> _SET EXERCISE_
Copy out all the records exactly.

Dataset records

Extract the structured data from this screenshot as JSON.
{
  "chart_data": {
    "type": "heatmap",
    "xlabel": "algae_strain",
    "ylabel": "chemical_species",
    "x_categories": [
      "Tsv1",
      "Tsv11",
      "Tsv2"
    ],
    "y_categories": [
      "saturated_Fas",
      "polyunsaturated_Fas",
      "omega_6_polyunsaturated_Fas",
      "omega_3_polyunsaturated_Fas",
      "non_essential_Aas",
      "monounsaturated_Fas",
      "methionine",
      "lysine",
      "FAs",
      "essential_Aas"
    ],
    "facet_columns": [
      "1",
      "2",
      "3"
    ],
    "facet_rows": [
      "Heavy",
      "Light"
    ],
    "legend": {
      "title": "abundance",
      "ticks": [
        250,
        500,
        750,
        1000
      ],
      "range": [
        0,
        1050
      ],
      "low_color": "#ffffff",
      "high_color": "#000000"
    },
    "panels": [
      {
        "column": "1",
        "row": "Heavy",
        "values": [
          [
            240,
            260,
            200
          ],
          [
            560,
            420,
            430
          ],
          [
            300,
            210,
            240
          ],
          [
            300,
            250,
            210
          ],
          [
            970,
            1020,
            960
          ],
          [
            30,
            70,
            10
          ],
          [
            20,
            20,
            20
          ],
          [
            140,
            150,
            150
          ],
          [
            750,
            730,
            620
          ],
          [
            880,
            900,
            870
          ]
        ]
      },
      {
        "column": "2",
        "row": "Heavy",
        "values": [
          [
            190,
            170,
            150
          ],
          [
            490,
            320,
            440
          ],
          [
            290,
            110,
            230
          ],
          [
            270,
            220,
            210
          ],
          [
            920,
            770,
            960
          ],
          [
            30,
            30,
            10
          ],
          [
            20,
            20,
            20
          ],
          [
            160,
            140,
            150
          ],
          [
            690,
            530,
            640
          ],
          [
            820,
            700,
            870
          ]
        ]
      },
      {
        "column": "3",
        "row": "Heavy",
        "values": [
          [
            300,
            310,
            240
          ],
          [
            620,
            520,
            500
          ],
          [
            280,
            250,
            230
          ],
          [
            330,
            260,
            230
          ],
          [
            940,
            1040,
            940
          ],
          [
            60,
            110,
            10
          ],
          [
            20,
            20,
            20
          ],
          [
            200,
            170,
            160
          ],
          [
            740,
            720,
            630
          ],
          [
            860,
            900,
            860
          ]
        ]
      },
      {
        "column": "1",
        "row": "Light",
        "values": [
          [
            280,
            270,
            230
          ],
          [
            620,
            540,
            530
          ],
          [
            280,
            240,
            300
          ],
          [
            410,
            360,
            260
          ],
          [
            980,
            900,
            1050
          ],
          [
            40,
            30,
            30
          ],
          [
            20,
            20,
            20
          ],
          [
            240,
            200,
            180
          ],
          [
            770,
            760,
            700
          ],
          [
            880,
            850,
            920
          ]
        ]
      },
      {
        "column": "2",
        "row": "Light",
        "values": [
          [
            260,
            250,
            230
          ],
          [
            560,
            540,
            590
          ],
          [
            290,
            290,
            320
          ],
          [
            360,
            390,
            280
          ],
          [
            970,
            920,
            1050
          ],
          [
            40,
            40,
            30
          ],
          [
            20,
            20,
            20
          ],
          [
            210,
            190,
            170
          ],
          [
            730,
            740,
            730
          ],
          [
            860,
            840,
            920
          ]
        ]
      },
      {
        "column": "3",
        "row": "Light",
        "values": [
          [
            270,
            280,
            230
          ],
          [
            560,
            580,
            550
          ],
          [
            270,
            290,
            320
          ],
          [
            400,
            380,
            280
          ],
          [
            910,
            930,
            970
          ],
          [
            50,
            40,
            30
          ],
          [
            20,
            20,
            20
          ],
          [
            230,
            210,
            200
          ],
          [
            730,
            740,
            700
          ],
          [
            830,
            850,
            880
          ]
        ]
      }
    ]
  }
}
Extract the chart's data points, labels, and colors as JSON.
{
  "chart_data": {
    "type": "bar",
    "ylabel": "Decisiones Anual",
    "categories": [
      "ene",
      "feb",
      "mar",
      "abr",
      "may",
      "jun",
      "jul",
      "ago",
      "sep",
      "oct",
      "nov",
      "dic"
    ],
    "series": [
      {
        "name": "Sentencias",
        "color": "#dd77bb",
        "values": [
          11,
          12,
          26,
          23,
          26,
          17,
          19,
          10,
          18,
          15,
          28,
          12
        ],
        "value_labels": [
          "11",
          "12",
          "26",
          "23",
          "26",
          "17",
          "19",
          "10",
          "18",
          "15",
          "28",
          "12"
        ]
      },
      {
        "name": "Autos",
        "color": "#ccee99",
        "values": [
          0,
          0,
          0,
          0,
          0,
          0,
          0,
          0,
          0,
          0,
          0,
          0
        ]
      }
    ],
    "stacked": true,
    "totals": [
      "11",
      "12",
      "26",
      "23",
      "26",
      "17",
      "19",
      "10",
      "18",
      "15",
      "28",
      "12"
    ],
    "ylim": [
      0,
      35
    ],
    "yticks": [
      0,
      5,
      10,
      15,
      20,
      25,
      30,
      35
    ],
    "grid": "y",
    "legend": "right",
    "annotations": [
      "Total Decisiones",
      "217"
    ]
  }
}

> _EXERCISE RESPONSE_
Extract the structured data from this screenshot as JSON.
{
  "chart_data": {
    "type": "heatmap",
    "xlabel": "algae_strain",
    "ylabel": "chemical_species",
    "x_categories": [
      "Tsv1",
      "Tsv11",
      "Tsv2"
    ],
    "y_categories": [
      "saturated_Fas",
      "polyunsaturated_Fas",
      "omega_6_polyunsaturated_Fas",
      "omega_3_polyunsaturated_Fas",
      "non_essential_Aas",
      "monounsaturated_Fas",
      "methionine",
      "lysine",
      "FAs",
      "essential_Aas"
    ],
    "facet_columns": [
      "1",
      "2",
      "3"
    ],
    "facet_rows": [
      "Heavy",
      "Light"
    ],
    "legend": {
      "title": "abundance",
      "ticks": [
        250,
        500,
        750,
        1000
      ],
      "range": [
        0,
        1050
      ],
      "low_color": "#ffffff",
      "high_color": "#000000"
    },
    "panels": [
      {
        "column": "1",
        "row": "Heavy",
        "values": [
          [
            240,
            260,
            200
          ],
          [
            560,
            420,
            430
          ],
          [
            300,
            210,
            240
          ],
          [
            300,
            250,
            210
          ],
          [
            970,
            1020,
            960
          ],
          [
            30,
            70,
            10
          ],
          [
            20,
            20,
            20
          ],
          [
            140,
            150,
            150
          ],
          [
            750,
            730,
            620
          ],
          [
            880,
            900,
            870
          ]
        ]
      },
      {
        "column": "2",
        "row": "Heavy",
        "values": [
          [
            190,
            170,
            150
          ],
          [
            490,
            320,
            440
          ],
          [
            290,
            110,
            230
          ],
          [
            270,
            220,
            210
          ],
          [
            920,
            770,
            960
          ],
          [
            30,
            30,
            10
          ],
          [
            20,
            20,
            20
          ],
          [
            160,
            140,
            150
          ],
          [
            690,
            530,
            640
          ],
          [
            820,
            700,
            870
          ]
        ]
      },
      {
        "column": "3",
        "row": "Heavy",
        "values": [
          [
            300,
            310,
            240
          ],
          [
            620,
            520,
            500
          ],
          [
            280,
            250,
            230
          ],
          [
            330,
            260,
            230
          ],
          [
            940,
            1040,
            940
          ],
          [
            60,
            110,
            10
          ],
          [
            20,
            20,
            20
          ],
          [
            200,
            170,
            160
          ],
          [
            740,
            720,
            630
          ],
          [
            860,
            900,
            860
          ]
        ]
      },
      {
        "column": "1",
        "row": "Light",
        "values": [
          [
            280,
            270,
            230
          ],
          [
            620,
            540,
            530
          ],
          [
            280,
            240,
            300
          ],
          [
            410,
            360,
            260
          ],
          [
            980,
            900,
            1050
          ],
          [
            40,
            30,
            30
          ],
          [
            20,
            20,
            20
          ],
          [
            240,
            200,
            180
          ],
          [
            770,
            760,
            700
          ],
          [
            880,
            850,
            920
          ]
        ]
      },
      {
        "column": "2",
        "row": "Light",
        "values": [
          [
            260,
            250,
            230
          ],
          [
            560,
            540,
            590
          ],
          [
            290,
            290,
            320
          ],
          [
            360,
            390,
            280
          ],
          [
            970,
            920,
            1050
          ],
          [
            40,
            40,
            30
          ],
          [
            20,
            20,
            20
          ],
          [
            210,
            190,
            170
          ],
          [
            730,
            740,
            730
          ],
          [
            860,
            840,
            920
          ]
        ]
      },
      {
        "column": "3",
        "row": "Light",
        "values": [
          [
            270,
            280,
            230
          ],
          [
            560,
            580,
            550
          ],
          [
            270,
            290,
            320
          ],
          [
            400,
            380,
            280
          ],
          [
            910,
            930,
            970
          ],
          [
            50,
            40,
            30
          ],
          [
            20,
            20,
            20
          ],
          [
            230,
            210,
            200
          ],
          [
            730,
            740,
            700
          ],
          [
            830,
            850,
            880
          ]
        ]
      }
    ]
  }
}
Extract the chart's data points, labels, and colors as JSON.
{
  "chart_data": {
    "type": "bar",
    "ylabel": "Decisiones Anual",
    "categories": [
      "ene",
      "feb",
      "mar",
      "abr",
      "may",
      "jun",
      "jul",
      "ago",
      "sep",
      "oct",
      "nov",
      "dic"
    ],
    "series": [
      {
        "name": "Sentencias",
        "color": "#dd77bb",
        "values": [
          11,
          12,
          26,
          23,
          26,
          17,
          19,
          10,
          18,
          15,
          28,
          12
        ],
        "value_labels": [
          "11",
          "12",
          "26",
          "23",
          "26",
          "17",
          "19",
          "10",
          "18",
          "15",
          "28",
          "12"
        ]
      },
      {
        "name": "Autos",
        "color": "#ccee99",
        "values": [
          0,
          0,
          0,
          0,
          0,
          0,
          0,
          0,
          0,
          0,
          0,
          0
        ]
      }
    ],
    "stacked": true,
    "totals": [
      "11",
      "12",
      "26",
      "23",
      "26",
      "17",
      "19",
      "10",
      "18",
      "15",
      "28",
      "12"
    ],
    "ylim": [
      0,
      35
    ],
    "yticks": [
      0,
      5,
      10,
      15,
      20,
      25,
      30,
      35
    ],
    "grid": "y",
    "legend": "right",
    "annotations": [
      "Total Decisiones",
      "217"
    ]
  }
}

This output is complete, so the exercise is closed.